Raw records:
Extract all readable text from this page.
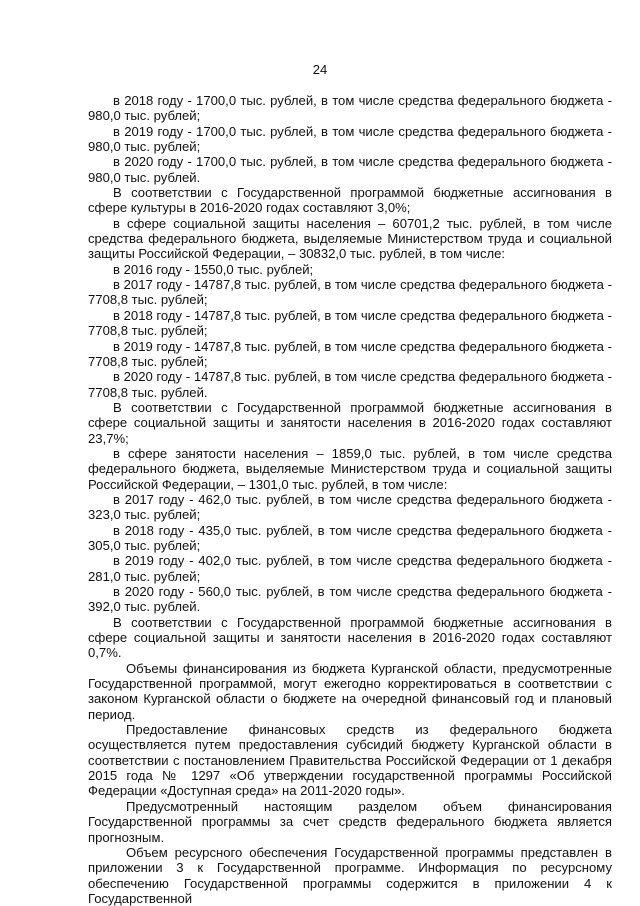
24

в 2018 году - 1700,0 тыс. рублей, в том числе средства федерального бюджета - 980,0 тыс. рублей;

в 2019 году - 1700,0 тыс. рублей, в том числе средства федерального бюджета - 980,0 тыс. рублей;

в 2020 году - 1700,0 тыс. рублей, в том числе средства федерального бюджета - 980,0 тыс. рублей.

В соответствии с Государственной программой бюджетные ассигнования в сфере культуры в 2016-2020 годах составляют 3,0%;

в сфере социальной защиты населения – 60701,2 тыс. рублей, в том числе средства федерального бюджета, выделяемые Министерством труда и социальной защиты Российской Федерации, – 30832,0 тыс. рублей, в том числе:

в 2016 году - 1550,0 тыс. рублей;

в 2017 году - 14787,8 тыс. рублей, в том числе средства федерального бюджета - 7708,8 тыс. рублей;

в 2018 году - 14787,8 тыс. рублей, в том числе средства федерального бюджета - 7708,8 тыс. рублей;

в 2019 году - 14787,8 тыс. рублей, в том числе средства федерального бюджета - 7708,8 тыс. рублей;

в 2020 году - 14787,8 тыс. рублей, в том числе средства федерального бюджета - 7708,8 тыс. рублей.

В соответствии с Государственной программой бюджетные ассигнования в сфере социальной защиты и занятости населения в 2016-2020 годах составляют 23,7%;

в сфере занятости населения – 1859,0 тыс. рублей, в том числе средства федерального бюджета, выделяемые Министерством труда и социальной защиты Российской Федерации, – 1301,0 тыс. рублей, в том числе:

в 2017 году - 462,0 тыс. рублей, в том числе средства федерального бюджета - 323,0 тыс. рублей;

в 2018 году - 435,0 тыс. рублей, в том числе средства федерального бюджета - 305,0 тыс. рублей;

в 2019 году - 402,0 тыс. рублей, в том числе средства федерального бюджета - 281,0 тыс. рублей;

в 2020 году - 560,0 тыс. рублей, в том числе средства федерального бюджета - 392,0 тыс. рублей.

В соответствии с Государственной программой бюджетные ассигнования в сфере социальной защиты и занятости населения в 2016-2020 годах составляют 0,7%.

Объемы финансирования из бюджета Курганской области, предусмотренные Государственной программой, могут ежегодно корректироваться в соответствии с законом Курганской области о бюджете на очередной финансовый год и плановый период.

Предоставление финансовых средств из федерального бюджета осуществляется путем предоставления субсидий бюджету Курганской области в соответствии с постановлением Правительства Российской Федерации от 1 декабря 2015 года № 1297 «Об утверждении государственной программы Российской Федерации «Доступная среда» на 2011-2020 годы».

Предусмотренный настоящим разделом объем финансирования Государственной программы за счет средств федерального бюджета является прогнозным.

Объем ресурсного обеспечения Государственной программы представлен в приложении 3 к Государственной программе. Информация по ресурсному обеспечению Государственной программы содержится в приложении 4 к Государственной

Set task
Among the lines of the data, identify those with the word "ассигнования". Copy each of them.

Output of the exercise
В соответствии с Государственной программой бюджетные ассигнования в сфере культуры в 2016-2020 годах составляют 3,0%;
В соответствии с Государственной программой бюджетные ассигнования в сфере социальной защиты и занятости населения в 2016-2020 годах составляют 23,7%;
В соответствии с Государственной программой бюджетные ассигнования в сфере социальной защиты и занятости населения в 2016-2020 годах составляют 0,7%.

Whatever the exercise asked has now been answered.